Job:
Copy the data below exactly, omitting any picture it contains.

* BEGIN Records for the task *

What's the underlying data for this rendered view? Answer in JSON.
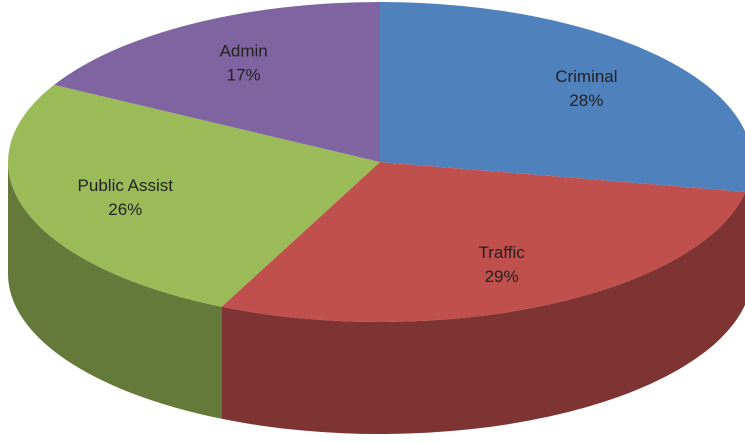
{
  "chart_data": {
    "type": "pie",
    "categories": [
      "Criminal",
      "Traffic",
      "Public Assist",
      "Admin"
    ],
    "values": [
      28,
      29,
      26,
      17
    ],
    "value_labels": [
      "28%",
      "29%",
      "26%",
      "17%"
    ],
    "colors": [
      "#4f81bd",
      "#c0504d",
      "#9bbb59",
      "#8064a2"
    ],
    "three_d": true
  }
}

* END Records for the task *

Task output:
What's the underlying data for this rendered view? Answer in JSON.
{
  "chart_data": {
    "type": "pie",
    "categories": [
      "Criminal",
      "Traffic",
      "Public Assist",
      "Admin"
    ],
    "values": [
      28,
      29,
      26,
      17
    ],
    "value_labels": [
      "28%",
      "29%",
      "26%",
      "17%"
    ],
    "colors": [
      "#4f81bd",
      "#c0504d",
      "#9bbb59",
      "#8064a2"
    ],
    "three_d": true
  }
}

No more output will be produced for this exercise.